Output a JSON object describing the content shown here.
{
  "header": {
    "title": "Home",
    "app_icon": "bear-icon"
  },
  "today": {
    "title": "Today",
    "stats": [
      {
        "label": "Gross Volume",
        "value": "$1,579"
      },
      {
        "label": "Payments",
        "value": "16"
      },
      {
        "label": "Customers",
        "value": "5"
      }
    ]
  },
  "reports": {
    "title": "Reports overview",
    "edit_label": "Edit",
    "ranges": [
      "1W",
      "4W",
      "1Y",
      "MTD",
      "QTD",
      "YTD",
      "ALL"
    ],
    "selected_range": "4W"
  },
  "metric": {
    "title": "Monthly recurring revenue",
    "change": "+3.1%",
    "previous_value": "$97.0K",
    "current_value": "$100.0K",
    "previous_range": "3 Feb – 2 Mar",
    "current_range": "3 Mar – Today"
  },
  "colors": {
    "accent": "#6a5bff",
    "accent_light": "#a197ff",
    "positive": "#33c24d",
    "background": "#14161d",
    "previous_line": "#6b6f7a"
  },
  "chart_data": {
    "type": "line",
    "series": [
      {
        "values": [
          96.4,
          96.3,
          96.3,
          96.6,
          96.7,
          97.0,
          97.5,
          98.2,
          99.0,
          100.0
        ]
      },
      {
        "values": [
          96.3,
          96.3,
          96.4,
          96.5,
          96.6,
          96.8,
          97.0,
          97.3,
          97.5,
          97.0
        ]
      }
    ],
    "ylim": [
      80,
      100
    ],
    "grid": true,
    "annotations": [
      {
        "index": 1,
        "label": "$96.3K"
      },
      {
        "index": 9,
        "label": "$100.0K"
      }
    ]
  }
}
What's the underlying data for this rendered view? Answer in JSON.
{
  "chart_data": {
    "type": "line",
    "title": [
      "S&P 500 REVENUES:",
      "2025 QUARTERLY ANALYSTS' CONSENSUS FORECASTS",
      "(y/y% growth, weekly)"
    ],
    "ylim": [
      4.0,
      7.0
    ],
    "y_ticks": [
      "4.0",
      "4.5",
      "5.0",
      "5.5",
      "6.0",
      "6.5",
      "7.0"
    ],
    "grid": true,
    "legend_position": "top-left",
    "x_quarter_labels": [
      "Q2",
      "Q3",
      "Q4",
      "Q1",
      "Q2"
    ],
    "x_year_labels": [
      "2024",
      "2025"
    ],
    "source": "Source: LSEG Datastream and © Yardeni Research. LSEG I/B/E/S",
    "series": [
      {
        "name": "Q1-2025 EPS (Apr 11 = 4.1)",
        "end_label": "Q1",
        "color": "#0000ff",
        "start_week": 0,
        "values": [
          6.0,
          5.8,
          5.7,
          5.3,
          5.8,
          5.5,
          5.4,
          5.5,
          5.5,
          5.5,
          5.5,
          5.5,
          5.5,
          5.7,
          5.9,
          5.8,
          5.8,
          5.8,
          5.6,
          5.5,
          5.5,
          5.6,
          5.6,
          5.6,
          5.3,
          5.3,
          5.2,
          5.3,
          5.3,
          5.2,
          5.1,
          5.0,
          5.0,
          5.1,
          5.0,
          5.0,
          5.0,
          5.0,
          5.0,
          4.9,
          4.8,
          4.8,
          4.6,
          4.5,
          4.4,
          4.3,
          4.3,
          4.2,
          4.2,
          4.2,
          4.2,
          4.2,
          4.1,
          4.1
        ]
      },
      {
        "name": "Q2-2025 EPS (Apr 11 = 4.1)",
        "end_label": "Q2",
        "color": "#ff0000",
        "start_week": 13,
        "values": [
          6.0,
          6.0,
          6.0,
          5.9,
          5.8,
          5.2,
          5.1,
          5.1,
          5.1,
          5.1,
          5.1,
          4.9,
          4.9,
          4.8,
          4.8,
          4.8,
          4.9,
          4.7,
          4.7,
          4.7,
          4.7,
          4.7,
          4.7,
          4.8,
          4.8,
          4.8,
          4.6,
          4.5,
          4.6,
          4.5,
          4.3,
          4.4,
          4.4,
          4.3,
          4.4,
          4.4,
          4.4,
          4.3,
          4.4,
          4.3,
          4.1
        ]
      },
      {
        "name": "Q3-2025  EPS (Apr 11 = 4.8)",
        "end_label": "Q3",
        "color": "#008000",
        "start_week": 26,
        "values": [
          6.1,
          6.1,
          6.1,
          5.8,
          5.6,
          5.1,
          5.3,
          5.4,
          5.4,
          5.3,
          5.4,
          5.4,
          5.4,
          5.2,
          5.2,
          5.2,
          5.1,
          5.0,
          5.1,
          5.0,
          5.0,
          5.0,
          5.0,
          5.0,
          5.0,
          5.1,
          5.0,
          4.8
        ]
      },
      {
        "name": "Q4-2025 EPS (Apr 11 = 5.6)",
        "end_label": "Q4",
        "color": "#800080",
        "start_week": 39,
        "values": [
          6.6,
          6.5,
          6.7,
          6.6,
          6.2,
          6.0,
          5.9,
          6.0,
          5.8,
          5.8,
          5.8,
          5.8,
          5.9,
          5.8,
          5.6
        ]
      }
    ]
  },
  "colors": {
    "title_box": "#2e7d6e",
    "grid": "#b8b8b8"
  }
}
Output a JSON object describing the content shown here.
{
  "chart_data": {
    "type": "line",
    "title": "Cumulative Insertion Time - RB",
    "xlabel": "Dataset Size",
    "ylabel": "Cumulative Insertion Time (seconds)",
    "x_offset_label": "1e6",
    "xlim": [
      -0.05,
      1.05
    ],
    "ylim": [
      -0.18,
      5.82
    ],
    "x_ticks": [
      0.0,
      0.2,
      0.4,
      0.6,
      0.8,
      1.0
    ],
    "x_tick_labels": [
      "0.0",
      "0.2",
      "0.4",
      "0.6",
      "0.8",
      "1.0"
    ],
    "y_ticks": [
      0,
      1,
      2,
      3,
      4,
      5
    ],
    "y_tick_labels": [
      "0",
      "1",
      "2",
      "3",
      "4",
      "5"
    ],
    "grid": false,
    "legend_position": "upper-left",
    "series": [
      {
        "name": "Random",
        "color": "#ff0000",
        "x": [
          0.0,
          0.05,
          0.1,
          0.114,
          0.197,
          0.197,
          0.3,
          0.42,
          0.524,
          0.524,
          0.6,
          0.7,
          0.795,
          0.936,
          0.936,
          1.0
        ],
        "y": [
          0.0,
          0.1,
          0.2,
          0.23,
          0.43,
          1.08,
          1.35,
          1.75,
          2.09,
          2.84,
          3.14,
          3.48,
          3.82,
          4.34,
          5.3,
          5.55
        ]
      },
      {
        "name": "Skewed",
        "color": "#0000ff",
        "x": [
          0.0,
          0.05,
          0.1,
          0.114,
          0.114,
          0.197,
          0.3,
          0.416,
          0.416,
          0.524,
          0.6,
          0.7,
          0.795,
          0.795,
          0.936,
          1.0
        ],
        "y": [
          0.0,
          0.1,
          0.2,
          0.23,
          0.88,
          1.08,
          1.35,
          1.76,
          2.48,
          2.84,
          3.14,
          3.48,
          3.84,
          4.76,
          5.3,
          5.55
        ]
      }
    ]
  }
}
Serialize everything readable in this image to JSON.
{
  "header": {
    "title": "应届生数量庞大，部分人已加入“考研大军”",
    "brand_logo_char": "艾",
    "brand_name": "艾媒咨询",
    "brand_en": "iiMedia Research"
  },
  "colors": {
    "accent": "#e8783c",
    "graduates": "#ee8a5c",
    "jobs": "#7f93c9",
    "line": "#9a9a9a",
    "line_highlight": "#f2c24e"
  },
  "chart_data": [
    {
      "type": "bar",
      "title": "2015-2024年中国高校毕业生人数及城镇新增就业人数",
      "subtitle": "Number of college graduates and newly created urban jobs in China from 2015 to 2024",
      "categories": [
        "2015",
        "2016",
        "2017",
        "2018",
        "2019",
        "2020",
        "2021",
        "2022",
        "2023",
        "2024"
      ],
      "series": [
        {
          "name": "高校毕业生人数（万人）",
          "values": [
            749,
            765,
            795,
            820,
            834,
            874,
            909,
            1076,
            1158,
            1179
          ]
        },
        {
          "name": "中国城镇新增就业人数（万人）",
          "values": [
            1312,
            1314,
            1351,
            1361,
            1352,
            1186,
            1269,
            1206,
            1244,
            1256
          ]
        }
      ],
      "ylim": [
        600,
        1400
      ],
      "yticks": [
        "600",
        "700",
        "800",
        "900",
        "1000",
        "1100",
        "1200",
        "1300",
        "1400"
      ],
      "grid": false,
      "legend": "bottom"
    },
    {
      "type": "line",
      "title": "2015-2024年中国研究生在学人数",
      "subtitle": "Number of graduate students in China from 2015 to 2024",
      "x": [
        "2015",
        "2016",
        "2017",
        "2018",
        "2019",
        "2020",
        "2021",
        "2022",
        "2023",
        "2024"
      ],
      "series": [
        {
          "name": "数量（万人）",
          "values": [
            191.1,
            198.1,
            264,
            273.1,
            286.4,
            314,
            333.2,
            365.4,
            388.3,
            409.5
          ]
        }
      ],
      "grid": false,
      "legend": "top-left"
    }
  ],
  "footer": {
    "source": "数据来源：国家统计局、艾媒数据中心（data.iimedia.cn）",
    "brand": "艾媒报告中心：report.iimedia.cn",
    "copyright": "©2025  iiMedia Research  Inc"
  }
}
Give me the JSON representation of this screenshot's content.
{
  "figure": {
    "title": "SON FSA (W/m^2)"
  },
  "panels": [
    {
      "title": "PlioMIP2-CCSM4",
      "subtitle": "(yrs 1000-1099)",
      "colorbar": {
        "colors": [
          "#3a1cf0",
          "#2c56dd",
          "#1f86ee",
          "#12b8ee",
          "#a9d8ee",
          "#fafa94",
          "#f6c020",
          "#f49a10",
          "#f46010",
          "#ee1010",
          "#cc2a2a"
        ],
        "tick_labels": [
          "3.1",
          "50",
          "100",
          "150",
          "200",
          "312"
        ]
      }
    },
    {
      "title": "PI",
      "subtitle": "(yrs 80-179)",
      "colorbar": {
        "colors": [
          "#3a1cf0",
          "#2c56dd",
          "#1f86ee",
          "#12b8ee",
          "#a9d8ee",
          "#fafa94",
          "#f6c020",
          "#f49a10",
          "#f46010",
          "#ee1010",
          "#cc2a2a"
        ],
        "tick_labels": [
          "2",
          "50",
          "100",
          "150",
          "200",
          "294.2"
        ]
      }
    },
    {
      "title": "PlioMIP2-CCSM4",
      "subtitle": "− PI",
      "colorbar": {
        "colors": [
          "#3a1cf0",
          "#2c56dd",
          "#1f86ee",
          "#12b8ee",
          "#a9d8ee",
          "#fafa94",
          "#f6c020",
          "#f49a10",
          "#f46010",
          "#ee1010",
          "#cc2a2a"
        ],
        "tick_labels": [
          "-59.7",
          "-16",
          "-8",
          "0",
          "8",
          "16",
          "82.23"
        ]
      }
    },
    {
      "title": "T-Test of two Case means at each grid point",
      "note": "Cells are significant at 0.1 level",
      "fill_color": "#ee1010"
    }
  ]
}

> _Goal_
Give the number of lines above in which the word "Time" occurs, with nothing else.

> _Task result_
2